* _WORK TO DO_
Print all of the lines exactly. Any picture among them stays out.

┌─ MATERIAL SUPPLIED

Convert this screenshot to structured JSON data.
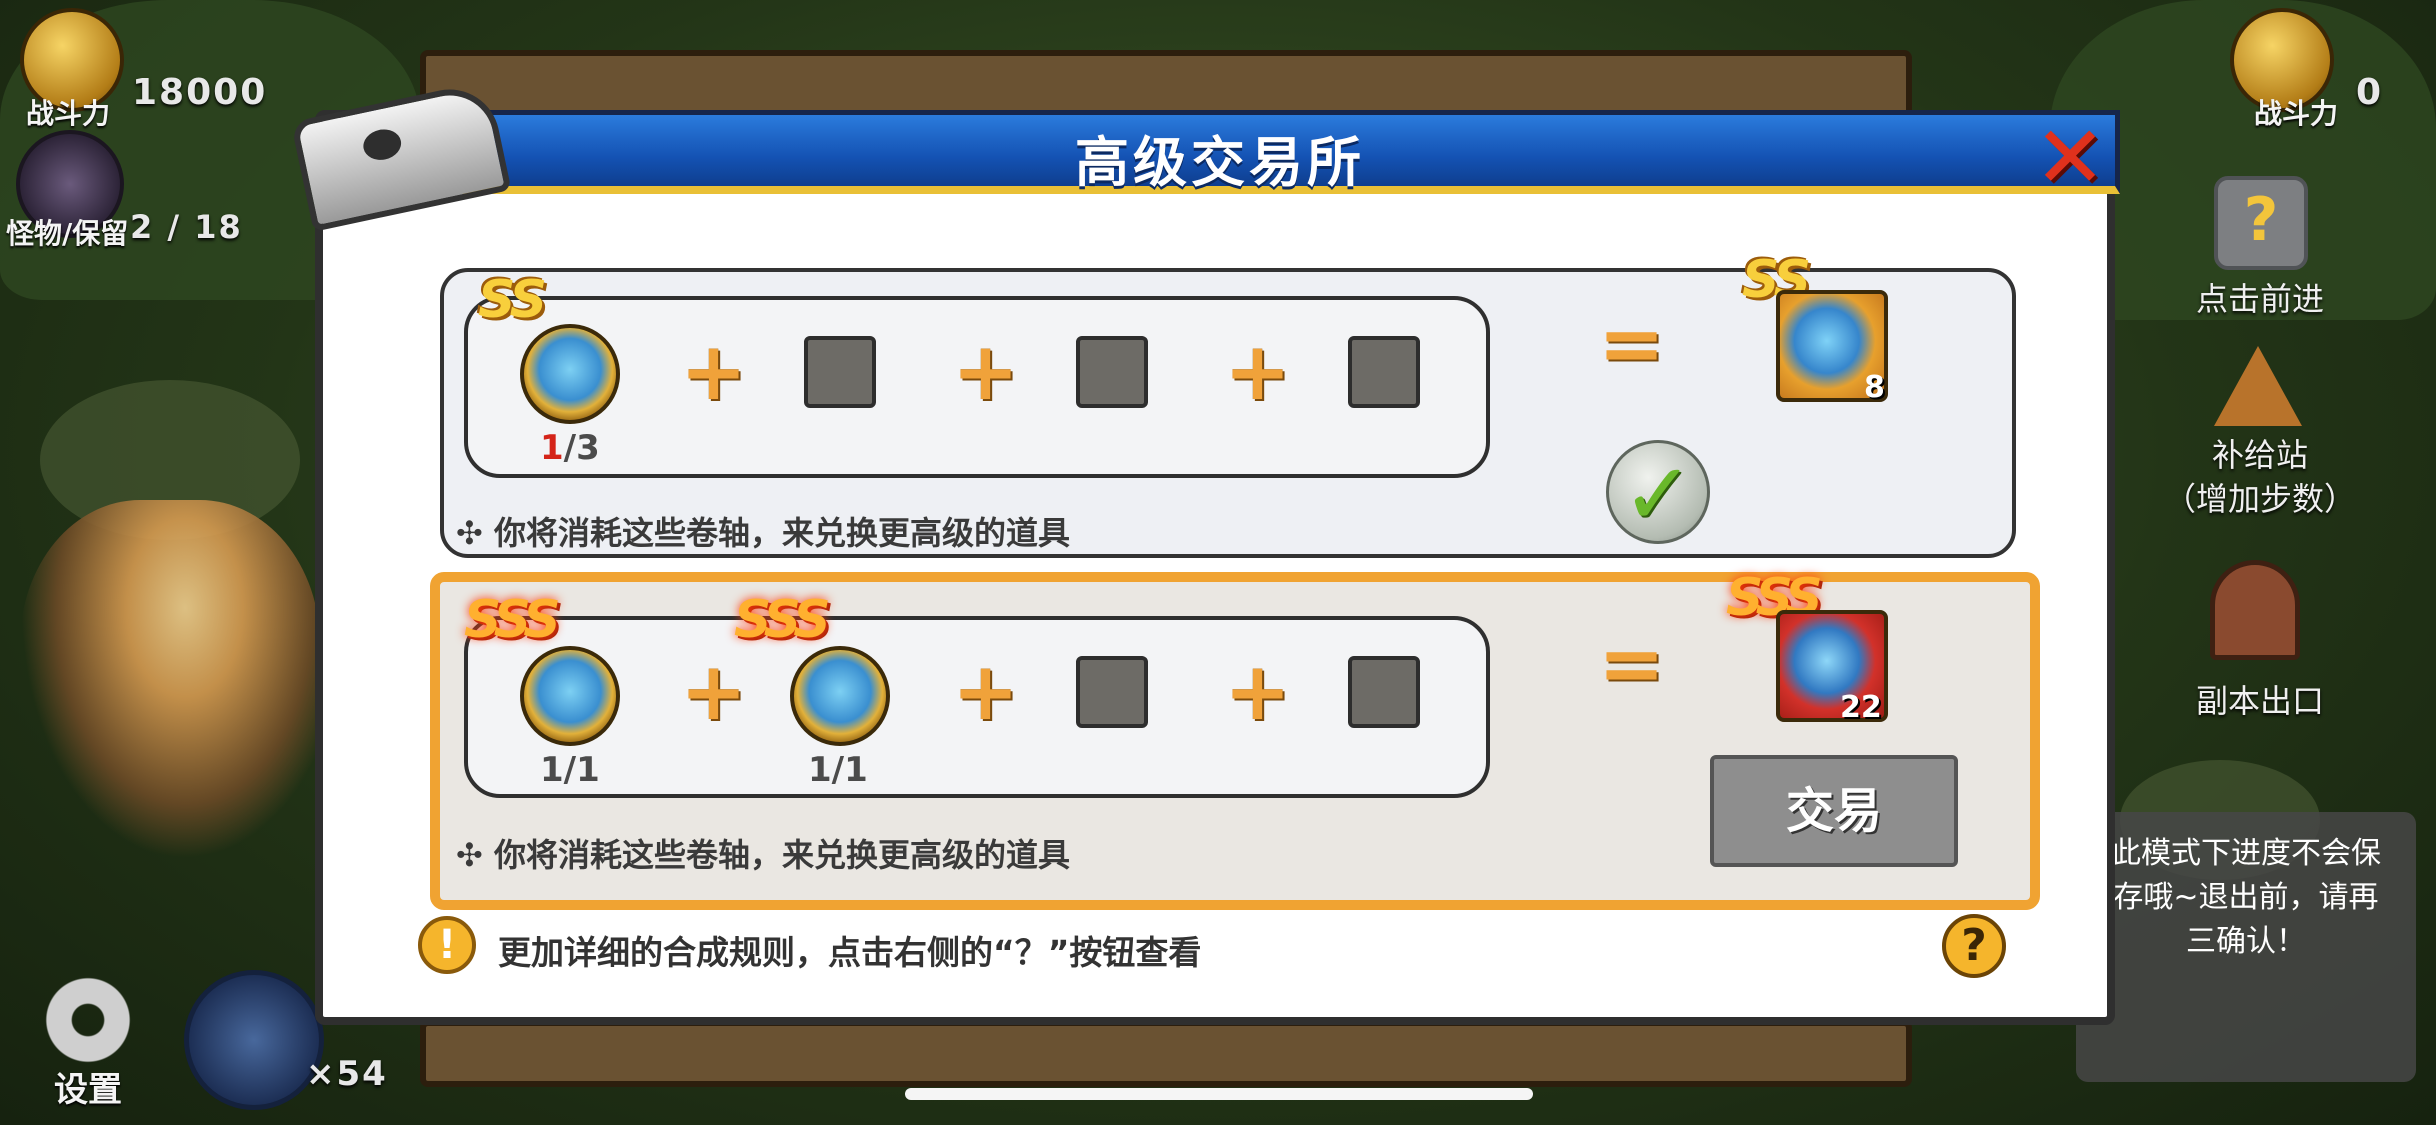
{
  "hud_left": {
    "power_label": "战斗力",
    "power_value": "18000",
    "monster_label": "怪物/保留",
    "monster_value": "2 / 18"
  },
  "hud_right": {
    "power_label": "战斗力",
    "power_value": "0",
    "advance_label": "点击前进",
    "supply_label": "补给站",
    "supply_sub": "（增加步数）",
    "exit_label": "副本出口",
    "notice": "此模式下进度不会保存哦~退出前，请再三确认！"
  },
  "bottom_hud": {
    "settings_label": "设置",
    "hero_count": "×54"
  },
  "dialog": {
    "title": "高级交易所",
    "row1": {
      "grade": "SS",
      "count_current": "1",
      "count_total": "/3",
      "reward_grade": "SS",
      "reward_count": "8",
      "description": "你将消耗这些卷轴，来兑换更高级的道具"
    },
    "row2": {
      "grade_a": "SSS",
      "grade_b": "SSS",
      "count_a": "1/1",
      "count_b": "1/1",
      "reward_grade": "SSS",
      "reward_count": "22",
      "description": "你将消耗这些卷轴，来兑换更高级的道具",
      "trade_label": "交易"
    },
    "footer_text": "更加详细的合成规则，点击右侧的“？”按钮查看",
    "help_symbol": "?",
    "info_symbol": "!"
  },
  "colors": {
    "title_bar": "#1452b3",
    "accent_gold": "#f0a332",
    "plus_orange": "#f0a23a",
    "close_red": "#e0311c"
  },
  "icons": [
    "power-badge-icon",
    "monster-icon",
    "question-block-icon",
    "tent-icon",
    "door-icon",
    "gear-icon",
    "hero-icon",
    "close-icon",
    "check-icon",
    "info-icon",
    "help-icon",
    "scroll-icon",
    "reward-card-icon"
  ]
}
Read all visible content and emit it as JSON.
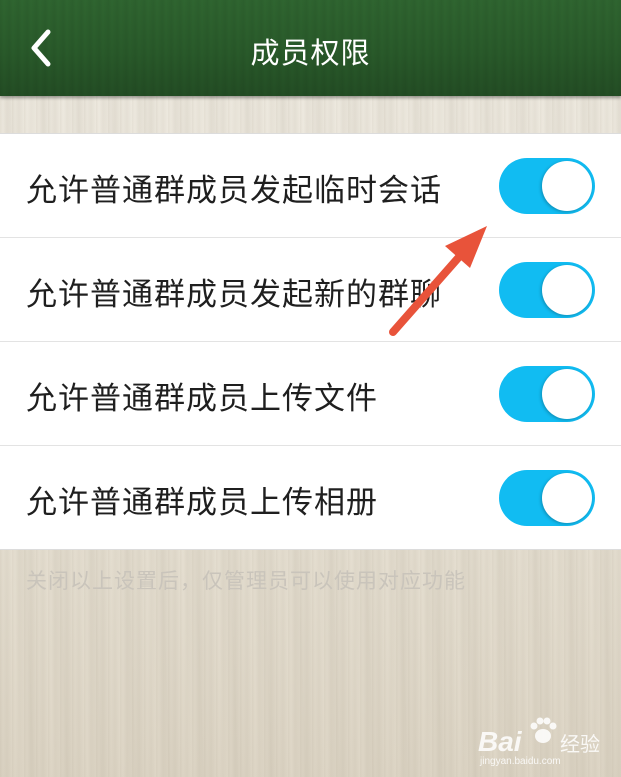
{
  "header": {
    "title": "成员权限",
    "back_icon": "chevron-left-icon"
  },
  "settings": {
    "items": [
      {
        "label": "允许普通群成员发起临时会话",
        "enabled": true
      },
      {
        "label": "允许普通群成员发起新的群聊",
        "enabled": true
      },
      {
        "label": "允许普通群成员上传文件",
        "enabled": true
      },
      {
        "label": "允许普通群成员上传相册",
        "enabled": true
      }
    ],
    "note": "关闭以上设置后，仅管理员可以使用对应功能"
  },
  "colors": {
    "nav_green": "#2a5c2b",
    "toggle_on": "#11bcf2",
    "annotation_arrow": "#e8533a"
  },
  "watermark": {
    "brand": "Bai",
    "brand_cn": "经验",
    "url": "jingyan.baidu.com"
  }
}
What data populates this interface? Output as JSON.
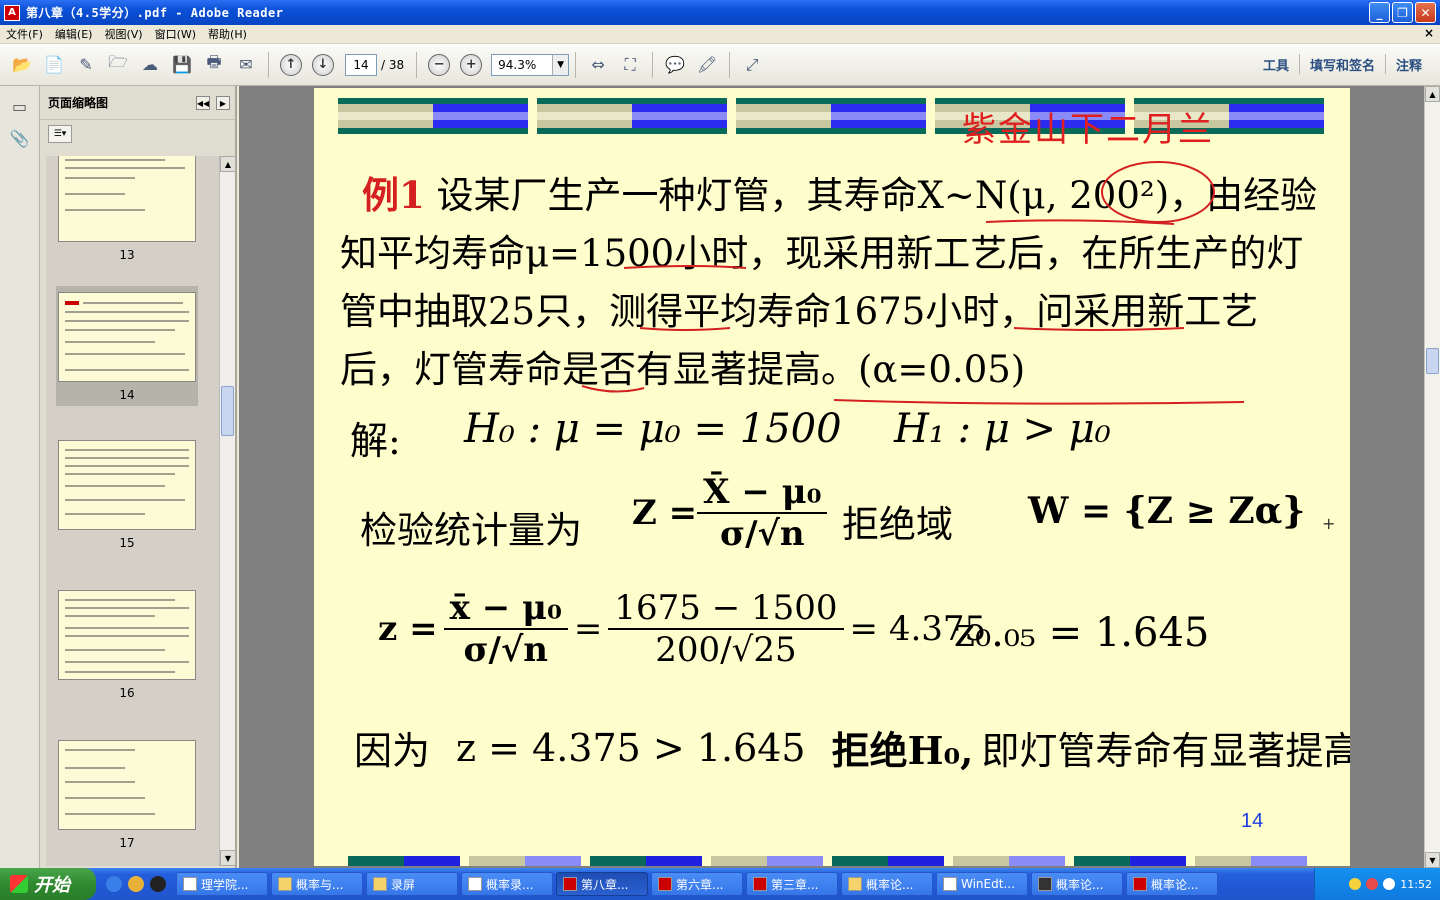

└─

* _ANSWER IN FULL_
Convert this screenshot to structured JSON data.
{
  "hud_left": {
    "power_label": "战斗力",
    "power_value": "18000",
    "monster_label": "怪物/保留",
    "monster_value": "2 / 18"
  },
  "hud_right": {
    "power_label": "战斗力",
    "power_value": "0",
    "advance_label": "点击前进",
    "supply_label": "补给站",
    "supply_sub": "（增加步数）",
    "exit_label": "副本出口",
    "notice": "此模式下进度不会保存哦~退出前，请再三确认！"
  },
  "bottom_hud": {
    "settings_label": "设置",
    "hero_count": "×54"
  },
  "dialog": {
    "title": "高级交易所",
    "row1": {
      "grade": "SS",
      "count_current": "1",
      "count_total": "/3",
      "reward_grade": "SS",
      "reward_count": "8",
      "description": "你将消耗这些卷轴，来兑换更高级的道具"
    },
    "row2": {
      "grade_a": "SSS",
      "grade_b": "SSS",
      "count_a": "1/1",
      "count_b": "1/1",
      "reward_grade": "SSS",
      "reward_count": "22",
      "description": "你将消耗这些卷轴，来兑换更高级的道具",
      "trade_label": "交易"
    },
    "footer_text": "更加详细的合成规则，点击右侧的“？”按钮查看",
    "help_symbol": "?",
    "info_symbol": "!"
  },
  "colors": {
    "title_bar": "#1452b3",
    "accent_gold": "#f0a332",
    "plus_orange": "#f0a23a",
    "close_red": "#e0311c"
  },
  "icons": [
    "power-badge-icon",
    "monster-icon",
    "question-block-icon",
    "tent-icon",
    "door-icon",
    "gear-icon",
    "hero-icon",
    "close-icon",
    "check-icon",
    "info-icon",
    "help-icon",
    "scroll-icon",
    "reward-card-icon"
  ]
}
Read all visible content and emit it as JSON.
{
  "header": {
    "title": "成员权限",
    "back_icon": "chevron-left-icon"
  },
  "settings": {
    "items": [
      {
        "label": "允许普通群成员发起临时会话",
        "enabled": true
      },
      {
        "label": "允许普通群成员发起新的群聊",
        "enabled": true
      },
      {
        "label": "允许普通群成员上传文件",
        "enabled": true
      },
      {
        "label": "允许普通群成员上传相册",
        "enabled": true
      }
    ],
    "note": "关闭以上设置后，仅管理员可以使用对应功能"
  },
  "colors": {
    "nav_green": "#2a5c2b",
    "toggle_on": "#11bcf2",
    "annotation_arrow": "#e8533a"
  },
  "watermark": {
    "brand": "Bai",
    "brand_cn": "经验",
    "url": "jingyan.baidu.com"
  }
}
What data populates this interface? Output as JSON.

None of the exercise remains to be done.